**WHAT THE TASK ASKS**. Lines containing the word "ylabel" should be extracted in full.

**INFORMATION PROVIDED**.
———

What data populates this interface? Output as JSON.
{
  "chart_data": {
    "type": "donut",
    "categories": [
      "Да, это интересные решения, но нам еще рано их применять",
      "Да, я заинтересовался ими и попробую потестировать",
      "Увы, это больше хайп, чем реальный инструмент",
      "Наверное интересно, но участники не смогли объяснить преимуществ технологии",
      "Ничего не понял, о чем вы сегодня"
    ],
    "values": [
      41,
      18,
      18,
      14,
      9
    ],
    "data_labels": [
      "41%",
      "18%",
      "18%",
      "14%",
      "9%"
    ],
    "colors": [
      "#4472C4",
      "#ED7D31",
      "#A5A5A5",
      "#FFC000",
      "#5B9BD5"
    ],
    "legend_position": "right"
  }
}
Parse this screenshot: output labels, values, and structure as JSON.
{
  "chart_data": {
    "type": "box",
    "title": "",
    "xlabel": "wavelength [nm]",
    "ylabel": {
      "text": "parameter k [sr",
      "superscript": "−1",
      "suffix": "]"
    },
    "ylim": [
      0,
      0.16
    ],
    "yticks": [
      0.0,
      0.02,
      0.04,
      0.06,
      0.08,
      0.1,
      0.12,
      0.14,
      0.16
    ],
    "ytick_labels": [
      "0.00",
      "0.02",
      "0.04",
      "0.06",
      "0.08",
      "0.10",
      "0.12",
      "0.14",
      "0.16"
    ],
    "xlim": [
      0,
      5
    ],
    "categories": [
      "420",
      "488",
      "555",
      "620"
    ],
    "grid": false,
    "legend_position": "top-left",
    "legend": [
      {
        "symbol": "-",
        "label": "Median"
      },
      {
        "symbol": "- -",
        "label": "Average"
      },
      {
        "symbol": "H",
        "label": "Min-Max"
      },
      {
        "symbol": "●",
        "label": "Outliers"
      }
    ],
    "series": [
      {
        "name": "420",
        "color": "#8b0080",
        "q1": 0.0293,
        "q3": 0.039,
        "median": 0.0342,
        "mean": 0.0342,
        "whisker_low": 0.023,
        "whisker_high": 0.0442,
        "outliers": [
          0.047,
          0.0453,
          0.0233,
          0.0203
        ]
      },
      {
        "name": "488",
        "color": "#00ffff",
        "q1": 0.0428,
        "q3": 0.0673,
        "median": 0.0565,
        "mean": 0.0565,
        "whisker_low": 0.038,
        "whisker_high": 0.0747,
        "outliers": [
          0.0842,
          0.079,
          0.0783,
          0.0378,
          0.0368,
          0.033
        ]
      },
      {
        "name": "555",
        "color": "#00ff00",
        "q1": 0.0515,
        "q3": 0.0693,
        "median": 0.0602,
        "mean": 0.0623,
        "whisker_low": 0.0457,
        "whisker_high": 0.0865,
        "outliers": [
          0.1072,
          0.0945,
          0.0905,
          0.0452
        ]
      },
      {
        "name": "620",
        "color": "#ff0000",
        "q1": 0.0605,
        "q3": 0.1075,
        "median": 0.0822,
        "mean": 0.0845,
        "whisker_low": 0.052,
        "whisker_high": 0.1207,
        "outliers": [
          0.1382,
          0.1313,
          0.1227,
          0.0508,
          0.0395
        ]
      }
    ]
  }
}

———

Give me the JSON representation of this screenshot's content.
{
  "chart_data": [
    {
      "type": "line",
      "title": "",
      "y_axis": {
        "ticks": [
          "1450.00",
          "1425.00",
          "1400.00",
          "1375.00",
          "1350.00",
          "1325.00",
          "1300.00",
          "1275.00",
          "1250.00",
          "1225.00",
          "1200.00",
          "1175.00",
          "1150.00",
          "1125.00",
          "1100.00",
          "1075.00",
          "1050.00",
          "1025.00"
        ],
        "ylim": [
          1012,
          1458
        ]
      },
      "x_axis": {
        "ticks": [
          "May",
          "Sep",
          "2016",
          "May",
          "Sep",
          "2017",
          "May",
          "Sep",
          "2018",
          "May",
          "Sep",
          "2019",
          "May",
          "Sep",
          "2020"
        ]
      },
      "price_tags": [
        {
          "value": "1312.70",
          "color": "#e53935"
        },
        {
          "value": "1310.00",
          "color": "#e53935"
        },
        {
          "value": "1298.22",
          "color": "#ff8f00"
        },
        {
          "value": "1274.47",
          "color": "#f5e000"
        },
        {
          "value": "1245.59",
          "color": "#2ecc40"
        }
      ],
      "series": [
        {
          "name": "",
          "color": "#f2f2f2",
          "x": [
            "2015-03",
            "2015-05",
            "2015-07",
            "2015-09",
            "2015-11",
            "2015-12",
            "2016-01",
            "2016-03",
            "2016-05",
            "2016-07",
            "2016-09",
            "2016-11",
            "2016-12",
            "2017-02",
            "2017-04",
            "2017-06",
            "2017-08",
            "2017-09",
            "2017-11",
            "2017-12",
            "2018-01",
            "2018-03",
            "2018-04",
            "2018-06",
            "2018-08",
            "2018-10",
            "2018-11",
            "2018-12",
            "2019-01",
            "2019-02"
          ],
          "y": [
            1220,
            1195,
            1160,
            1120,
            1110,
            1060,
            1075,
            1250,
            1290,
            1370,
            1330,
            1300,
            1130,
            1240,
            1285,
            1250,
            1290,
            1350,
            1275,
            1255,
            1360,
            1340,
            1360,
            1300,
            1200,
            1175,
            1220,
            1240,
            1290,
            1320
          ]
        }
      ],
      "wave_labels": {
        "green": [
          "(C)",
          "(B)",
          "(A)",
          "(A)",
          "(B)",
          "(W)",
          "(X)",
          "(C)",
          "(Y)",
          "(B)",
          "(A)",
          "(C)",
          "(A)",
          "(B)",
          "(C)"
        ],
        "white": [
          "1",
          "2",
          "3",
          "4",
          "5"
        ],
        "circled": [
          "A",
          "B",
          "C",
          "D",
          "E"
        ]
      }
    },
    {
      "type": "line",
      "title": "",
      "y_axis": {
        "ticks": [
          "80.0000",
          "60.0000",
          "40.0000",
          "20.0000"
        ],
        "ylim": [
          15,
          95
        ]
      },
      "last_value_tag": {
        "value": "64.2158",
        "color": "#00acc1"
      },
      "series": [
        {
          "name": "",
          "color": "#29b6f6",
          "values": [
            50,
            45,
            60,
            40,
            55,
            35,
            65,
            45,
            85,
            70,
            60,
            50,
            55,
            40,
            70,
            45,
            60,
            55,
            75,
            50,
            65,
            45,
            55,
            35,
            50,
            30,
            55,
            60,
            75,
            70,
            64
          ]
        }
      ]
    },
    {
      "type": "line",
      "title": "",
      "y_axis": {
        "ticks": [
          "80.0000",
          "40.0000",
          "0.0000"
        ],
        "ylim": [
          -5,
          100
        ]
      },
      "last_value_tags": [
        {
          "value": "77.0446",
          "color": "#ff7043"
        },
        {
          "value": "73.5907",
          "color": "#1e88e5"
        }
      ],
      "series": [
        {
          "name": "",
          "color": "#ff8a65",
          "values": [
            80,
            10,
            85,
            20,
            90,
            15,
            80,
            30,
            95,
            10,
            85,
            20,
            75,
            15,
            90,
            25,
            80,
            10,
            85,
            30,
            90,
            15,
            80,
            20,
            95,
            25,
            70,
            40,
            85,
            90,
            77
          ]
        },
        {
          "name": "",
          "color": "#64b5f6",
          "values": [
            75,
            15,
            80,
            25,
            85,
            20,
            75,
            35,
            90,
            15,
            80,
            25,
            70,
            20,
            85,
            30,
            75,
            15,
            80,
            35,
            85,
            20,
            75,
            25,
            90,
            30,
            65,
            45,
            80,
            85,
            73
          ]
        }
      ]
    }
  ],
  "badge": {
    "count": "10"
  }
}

———

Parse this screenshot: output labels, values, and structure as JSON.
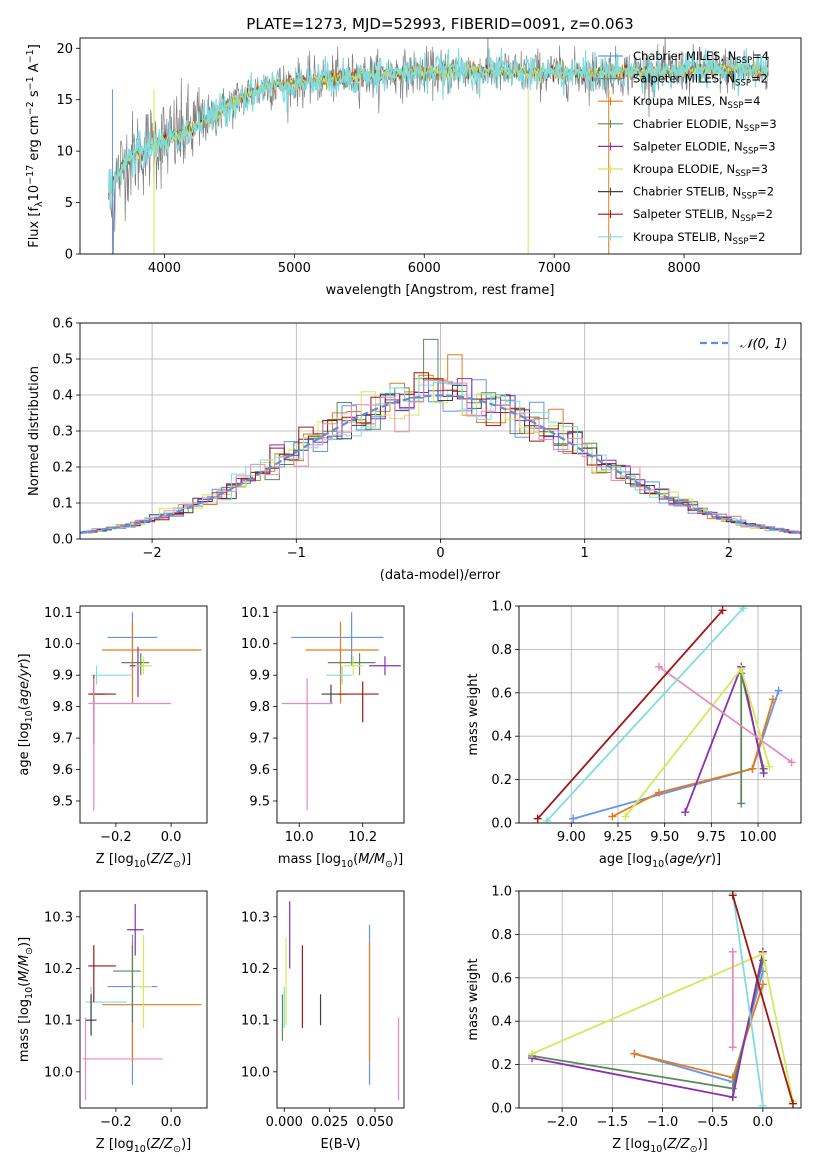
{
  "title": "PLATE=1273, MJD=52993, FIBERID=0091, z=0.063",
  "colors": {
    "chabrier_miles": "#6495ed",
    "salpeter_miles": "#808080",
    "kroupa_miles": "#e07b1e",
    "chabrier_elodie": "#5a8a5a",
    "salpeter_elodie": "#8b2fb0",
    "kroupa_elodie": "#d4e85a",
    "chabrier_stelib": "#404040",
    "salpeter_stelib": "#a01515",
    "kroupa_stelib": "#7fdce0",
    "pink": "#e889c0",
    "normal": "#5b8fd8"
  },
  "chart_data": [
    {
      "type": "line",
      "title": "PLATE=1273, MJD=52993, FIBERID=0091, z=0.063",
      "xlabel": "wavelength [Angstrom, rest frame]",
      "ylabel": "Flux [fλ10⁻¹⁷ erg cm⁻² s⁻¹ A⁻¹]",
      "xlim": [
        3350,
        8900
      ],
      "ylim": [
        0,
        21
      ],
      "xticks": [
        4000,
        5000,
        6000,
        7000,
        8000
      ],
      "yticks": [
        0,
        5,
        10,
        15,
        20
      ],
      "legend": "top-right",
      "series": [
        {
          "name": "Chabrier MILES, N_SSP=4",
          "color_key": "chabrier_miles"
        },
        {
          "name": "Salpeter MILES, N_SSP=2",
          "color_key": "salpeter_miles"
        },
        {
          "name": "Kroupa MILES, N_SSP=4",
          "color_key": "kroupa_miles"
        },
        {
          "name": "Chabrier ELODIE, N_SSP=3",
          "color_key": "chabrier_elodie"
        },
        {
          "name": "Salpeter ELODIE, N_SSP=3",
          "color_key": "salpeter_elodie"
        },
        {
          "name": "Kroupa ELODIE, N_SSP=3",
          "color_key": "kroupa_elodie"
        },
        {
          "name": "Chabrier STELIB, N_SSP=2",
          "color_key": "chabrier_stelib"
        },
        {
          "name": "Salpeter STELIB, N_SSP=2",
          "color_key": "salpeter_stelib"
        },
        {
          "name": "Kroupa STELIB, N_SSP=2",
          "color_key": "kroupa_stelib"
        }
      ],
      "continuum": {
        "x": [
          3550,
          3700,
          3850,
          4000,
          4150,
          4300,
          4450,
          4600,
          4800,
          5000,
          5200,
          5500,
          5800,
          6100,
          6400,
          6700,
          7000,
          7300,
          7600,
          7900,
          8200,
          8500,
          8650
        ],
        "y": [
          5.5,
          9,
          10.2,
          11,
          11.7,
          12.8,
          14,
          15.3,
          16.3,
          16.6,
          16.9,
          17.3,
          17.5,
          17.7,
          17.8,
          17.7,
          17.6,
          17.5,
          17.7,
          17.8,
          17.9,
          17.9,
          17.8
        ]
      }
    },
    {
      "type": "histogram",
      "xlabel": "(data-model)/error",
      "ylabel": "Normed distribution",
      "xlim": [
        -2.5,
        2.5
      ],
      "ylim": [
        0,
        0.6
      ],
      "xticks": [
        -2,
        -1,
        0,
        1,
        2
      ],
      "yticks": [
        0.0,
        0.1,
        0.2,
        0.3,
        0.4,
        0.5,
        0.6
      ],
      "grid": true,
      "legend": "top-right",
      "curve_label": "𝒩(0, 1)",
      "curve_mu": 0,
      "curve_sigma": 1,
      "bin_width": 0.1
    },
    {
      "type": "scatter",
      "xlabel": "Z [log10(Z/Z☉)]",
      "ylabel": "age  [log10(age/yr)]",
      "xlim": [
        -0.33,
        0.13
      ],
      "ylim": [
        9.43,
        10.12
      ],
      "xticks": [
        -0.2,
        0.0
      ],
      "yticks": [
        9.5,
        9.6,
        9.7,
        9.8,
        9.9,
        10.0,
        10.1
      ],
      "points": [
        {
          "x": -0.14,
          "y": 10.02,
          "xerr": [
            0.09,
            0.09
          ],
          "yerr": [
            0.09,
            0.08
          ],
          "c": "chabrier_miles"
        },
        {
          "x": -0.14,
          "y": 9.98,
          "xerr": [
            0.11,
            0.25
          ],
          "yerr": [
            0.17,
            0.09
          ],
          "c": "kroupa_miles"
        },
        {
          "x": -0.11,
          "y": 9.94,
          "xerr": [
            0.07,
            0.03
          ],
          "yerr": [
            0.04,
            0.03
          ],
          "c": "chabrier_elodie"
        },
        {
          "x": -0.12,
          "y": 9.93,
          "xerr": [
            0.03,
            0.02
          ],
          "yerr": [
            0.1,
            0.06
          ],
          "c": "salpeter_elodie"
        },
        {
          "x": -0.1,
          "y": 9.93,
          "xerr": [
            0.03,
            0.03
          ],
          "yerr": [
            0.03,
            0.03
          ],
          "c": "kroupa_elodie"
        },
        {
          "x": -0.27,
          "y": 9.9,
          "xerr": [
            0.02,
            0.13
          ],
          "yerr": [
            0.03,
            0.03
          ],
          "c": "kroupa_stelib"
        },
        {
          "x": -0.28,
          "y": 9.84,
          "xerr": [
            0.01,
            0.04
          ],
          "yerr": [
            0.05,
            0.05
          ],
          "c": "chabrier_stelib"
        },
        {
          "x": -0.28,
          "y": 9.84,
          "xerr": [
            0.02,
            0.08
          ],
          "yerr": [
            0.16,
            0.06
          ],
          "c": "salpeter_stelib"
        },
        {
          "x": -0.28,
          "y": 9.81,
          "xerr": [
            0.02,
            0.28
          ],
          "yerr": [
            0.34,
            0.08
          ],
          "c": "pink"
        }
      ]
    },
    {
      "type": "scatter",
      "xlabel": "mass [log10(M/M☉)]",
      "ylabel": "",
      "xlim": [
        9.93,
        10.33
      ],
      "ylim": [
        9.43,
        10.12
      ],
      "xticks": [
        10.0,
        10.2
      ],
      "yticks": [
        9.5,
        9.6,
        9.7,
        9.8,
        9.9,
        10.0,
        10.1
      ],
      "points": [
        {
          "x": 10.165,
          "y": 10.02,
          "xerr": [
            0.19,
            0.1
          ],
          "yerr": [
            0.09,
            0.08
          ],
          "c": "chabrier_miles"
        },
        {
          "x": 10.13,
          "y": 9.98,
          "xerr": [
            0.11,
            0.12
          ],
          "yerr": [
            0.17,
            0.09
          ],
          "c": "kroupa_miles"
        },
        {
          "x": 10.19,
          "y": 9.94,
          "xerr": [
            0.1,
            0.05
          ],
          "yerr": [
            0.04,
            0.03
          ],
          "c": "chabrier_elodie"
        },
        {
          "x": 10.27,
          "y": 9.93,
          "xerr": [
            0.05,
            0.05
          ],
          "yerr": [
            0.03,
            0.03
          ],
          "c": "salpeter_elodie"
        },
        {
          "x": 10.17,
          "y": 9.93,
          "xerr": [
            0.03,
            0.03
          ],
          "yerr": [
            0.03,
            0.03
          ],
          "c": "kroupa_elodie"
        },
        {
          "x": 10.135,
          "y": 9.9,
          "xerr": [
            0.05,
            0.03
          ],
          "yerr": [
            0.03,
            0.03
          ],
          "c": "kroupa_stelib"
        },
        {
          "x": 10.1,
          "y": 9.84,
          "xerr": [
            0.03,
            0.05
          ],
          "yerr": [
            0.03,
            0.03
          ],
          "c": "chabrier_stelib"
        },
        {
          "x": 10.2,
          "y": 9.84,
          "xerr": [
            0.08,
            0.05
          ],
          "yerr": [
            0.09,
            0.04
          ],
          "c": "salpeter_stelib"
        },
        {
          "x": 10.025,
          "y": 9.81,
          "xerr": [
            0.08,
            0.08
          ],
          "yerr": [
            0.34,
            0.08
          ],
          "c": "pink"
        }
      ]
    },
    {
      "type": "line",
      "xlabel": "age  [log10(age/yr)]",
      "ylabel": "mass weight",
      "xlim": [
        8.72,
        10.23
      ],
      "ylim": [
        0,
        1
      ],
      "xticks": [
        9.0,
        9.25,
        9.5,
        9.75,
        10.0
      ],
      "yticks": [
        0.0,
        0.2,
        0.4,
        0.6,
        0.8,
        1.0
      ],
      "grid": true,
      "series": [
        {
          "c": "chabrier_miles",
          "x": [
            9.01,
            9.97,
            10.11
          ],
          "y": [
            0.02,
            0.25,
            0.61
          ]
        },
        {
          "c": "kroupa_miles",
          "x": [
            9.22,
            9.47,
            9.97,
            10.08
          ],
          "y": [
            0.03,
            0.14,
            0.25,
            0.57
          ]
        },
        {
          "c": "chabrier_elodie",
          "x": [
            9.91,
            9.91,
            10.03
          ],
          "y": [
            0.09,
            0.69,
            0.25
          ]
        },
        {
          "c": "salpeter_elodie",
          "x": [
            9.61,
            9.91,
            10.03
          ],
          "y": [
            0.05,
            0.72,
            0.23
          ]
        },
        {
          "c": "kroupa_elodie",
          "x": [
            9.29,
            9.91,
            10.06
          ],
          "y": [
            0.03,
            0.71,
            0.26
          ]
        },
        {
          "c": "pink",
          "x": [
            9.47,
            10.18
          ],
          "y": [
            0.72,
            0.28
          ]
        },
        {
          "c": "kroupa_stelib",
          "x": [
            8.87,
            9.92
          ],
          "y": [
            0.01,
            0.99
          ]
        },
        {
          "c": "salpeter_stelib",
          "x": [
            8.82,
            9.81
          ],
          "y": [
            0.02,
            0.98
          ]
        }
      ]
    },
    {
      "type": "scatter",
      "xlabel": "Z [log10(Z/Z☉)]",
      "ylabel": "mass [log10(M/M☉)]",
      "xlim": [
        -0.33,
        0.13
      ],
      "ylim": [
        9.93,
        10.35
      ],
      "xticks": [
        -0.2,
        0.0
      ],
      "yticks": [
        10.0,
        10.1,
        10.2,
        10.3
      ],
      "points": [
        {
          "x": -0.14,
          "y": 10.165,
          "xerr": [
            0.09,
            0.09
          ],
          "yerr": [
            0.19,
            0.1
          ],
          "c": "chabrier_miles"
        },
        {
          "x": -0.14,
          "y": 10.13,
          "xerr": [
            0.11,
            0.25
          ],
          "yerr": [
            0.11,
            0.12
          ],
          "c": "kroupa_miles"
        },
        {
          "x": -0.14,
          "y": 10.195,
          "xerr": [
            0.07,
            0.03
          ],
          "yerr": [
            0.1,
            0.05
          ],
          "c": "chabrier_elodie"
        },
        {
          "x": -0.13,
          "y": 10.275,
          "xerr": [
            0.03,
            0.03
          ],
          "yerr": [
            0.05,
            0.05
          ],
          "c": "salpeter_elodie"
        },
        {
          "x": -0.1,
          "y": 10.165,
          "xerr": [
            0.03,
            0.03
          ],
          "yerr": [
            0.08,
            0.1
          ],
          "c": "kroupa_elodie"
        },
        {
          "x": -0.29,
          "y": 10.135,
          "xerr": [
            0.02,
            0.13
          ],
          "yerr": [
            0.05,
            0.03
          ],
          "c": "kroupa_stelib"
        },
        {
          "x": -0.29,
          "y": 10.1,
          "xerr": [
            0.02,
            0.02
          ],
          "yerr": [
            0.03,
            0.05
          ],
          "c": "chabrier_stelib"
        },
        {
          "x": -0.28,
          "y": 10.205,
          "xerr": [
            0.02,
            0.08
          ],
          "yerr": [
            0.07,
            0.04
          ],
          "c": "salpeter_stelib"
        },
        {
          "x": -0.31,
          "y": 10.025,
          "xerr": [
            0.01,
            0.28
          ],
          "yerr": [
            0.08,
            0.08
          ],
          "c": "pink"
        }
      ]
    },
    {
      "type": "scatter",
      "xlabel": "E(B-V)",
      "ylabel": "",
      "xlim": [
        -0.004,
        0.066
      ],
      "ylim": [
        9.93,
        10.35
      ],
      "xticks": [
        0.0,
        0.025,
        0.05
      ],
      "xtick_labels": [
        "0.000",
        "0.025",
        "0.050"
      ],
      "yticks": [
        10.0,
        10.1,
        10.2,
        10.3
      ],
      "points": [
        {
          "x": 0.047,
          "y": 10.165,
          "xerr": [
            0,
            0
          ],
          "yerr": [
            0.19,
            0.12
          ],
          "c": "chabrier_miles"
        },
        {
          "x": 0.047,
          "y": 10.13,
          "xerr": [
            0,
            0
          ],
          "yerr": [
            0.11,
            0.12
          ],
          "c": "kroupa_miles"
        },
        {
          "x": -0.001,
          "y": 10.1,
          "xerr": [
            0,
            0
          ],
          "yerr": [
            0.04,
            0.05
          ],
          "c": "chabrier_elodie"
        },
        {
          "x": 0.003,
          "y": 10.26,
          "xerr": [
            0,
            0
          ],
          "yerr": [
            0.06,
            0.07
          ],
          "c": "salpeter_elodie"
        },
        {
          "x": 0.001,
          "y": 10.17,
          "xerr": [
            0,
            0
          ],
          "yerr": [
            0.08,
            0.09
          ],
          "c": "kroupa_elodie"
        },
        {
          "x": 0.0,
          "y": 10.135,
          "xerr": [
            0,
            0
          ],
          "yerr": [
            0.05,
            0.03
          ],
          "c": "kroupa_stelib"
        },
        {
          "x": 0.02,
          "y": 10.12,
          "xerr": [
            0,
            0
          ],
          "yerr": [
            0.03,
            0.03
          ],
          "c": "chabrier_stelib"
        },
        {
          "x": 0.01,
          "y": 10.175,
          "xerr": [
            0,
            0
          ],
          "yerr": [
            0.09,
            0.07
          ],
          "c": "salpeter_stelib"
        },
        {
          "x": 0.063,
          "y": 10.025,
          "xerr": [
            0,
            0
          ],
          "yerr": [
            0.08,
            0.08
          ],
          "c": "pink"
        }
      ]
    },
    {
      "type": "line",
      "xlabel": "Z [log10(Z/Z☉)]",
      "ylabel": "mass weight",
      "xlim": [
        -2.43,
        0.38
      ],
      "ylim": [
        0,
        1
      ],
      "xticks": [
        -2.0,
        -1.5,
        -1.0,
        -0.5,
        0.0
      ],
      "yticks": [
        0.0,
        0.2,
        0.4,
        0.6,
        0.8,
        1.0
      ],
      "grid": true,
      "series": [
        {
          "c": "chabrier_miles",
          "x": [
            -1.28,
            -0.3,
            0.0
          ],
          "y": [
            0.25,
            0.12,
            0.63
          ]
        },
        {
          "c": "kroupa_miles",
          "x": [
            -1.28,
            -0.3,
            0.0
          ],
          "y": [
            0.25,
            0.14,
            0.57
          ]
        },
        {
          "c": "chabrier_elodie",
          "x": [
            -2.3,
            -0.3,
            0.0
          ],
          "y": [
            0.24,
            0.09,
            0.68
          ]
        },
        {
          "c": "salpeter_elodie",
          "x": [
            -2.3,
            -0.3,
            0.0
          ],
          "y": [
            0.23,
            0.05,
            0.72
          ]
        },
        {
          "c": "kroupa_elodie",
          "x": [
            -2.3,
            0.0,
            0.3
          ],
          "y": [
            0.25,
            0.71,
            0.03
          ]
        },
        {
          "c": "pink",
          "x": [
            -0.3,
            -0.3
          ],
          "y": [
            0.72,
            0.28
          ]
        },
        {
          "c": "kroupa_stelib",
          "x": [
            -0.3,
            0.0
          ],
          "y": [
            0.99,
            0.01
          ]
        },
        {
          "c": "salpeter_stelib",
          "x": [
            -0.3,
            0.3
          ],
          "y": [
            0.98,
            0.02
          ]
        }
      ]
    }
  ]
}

———

**RESULT OF THE TASK**.
    "ylabel": {
      "ylabel": "Flux [fλ10⁻¹⁷ erg cm⁻² s⁻¹ A⁻¹]",
      "ylabel": "Normed distribution",
      "ylabel": "age  [log10(age/yr)]",
      "ylabel": "",
      "ylabel": "mass weight",
      "ylabel": "mass [log10(M/M☉)]",
      "ylabel": "",
      "ylabel": "mass weight",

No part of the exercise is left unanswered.